» WHAT IS BEING ASKED
Print every entry word for word, but omit the pictures.

### MATERIAL PROVIDED ###

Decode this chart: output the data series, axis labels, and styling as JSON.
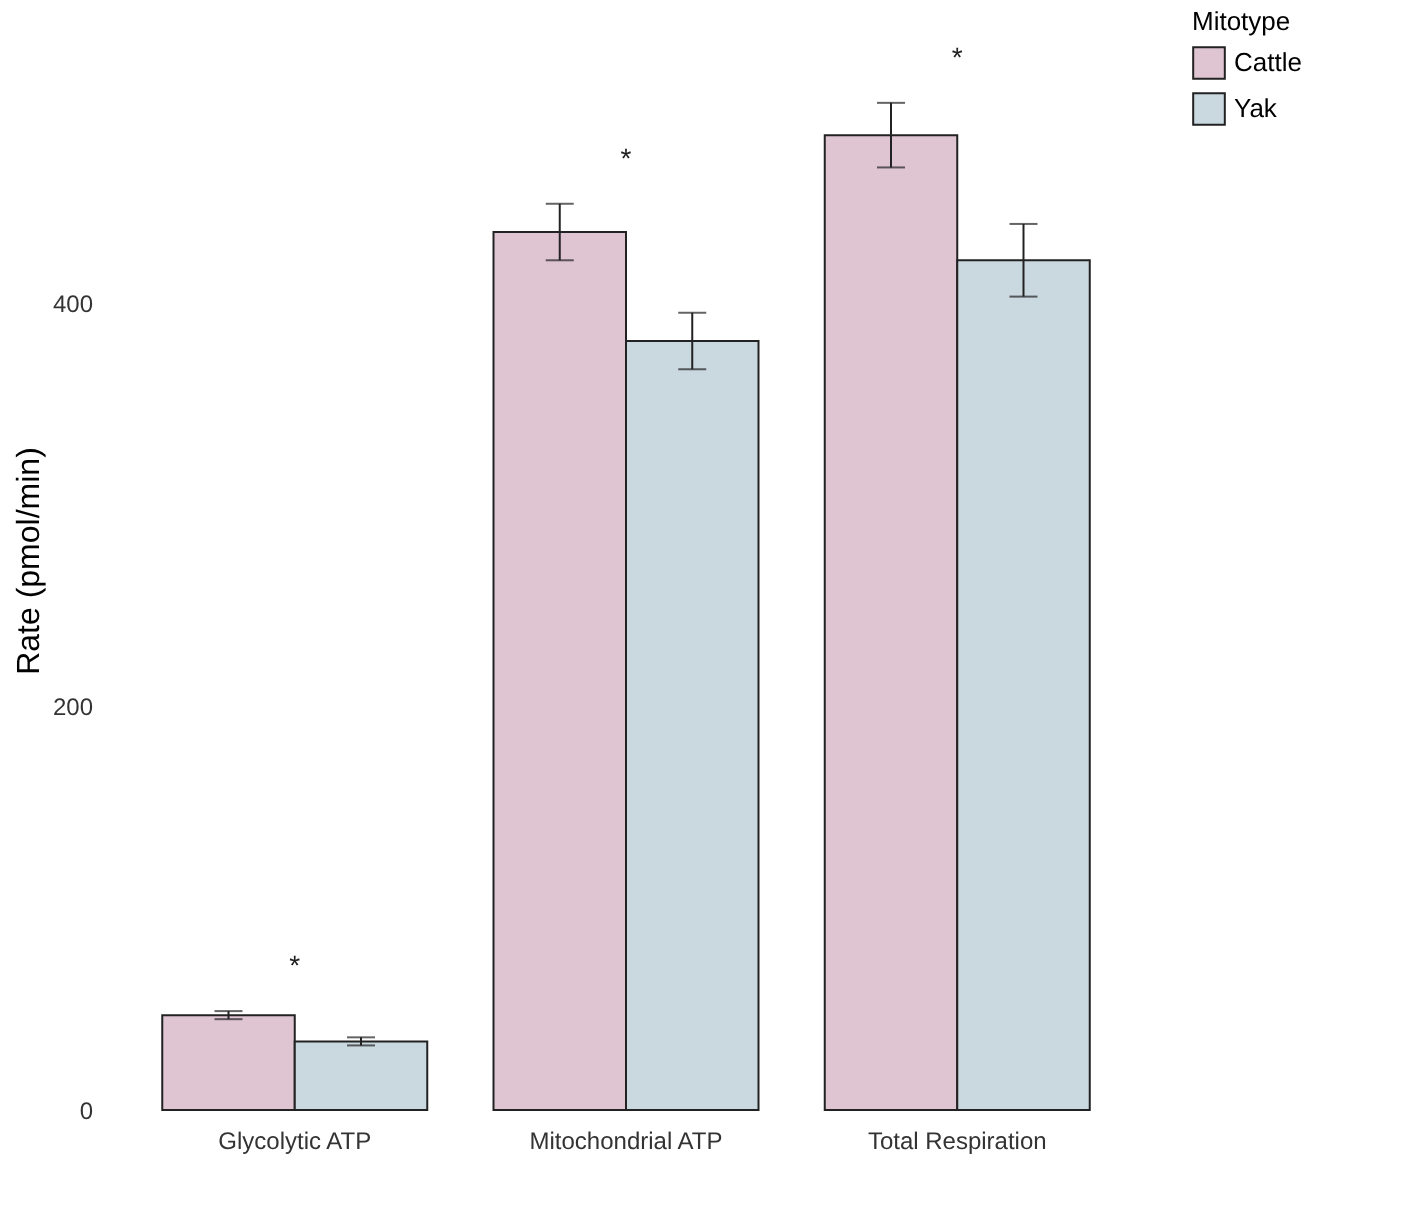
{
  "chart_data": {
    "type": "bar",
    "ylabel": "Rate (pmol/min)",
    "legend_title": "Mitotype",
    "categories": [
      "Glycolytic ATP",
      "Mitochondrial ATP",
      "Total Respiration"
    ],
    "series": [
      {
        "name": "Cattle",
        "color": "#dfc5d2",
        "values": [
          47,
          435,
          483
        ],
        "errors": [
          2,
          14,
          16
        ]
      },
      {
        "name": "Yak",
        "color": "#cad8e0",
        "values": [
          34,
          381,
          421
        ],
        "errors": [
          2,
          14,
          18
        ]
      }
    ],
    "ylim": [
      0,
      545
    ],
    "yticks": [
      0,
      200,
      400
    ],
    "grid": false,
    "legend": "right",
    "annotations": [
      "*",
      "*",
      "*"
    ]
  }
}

###

» FINAL ANSWER
Decode this chart: output the data series, axis labels, and styling as JSON.
{
  "chart_data": {
    "type": "bar",
    "ylabel": "Rate (pmol/min)",
    "legend_title": "Mitotype",
    "categories": [
      "Glycolytic ATP",
      "Mitochondrial ATP",
      "Total Respiration"
    ],
    "series": [
      {
        "name": "Cattle",
        "color": "#dfc5d2",
        "values": [
          47,
          435,
          483
        ],
        "errors": [
          2,
          14,
          16
        ]
      },
      {
        "name": "Yak",
        "color": "#cad8e0",
        "values": [
          34,
          381,
          421
        ],
        "errors": [
          2,
          14,
          18
        ]
      }
    ],
    "ylim": [
      0,
      545
    ],
    "yticks": [
      0,
      200,
      400
    ],
    "grid": false,
    "legend": "right",
    "annotations": [
      "*",
      "*",
      "*"
    ]
  }
}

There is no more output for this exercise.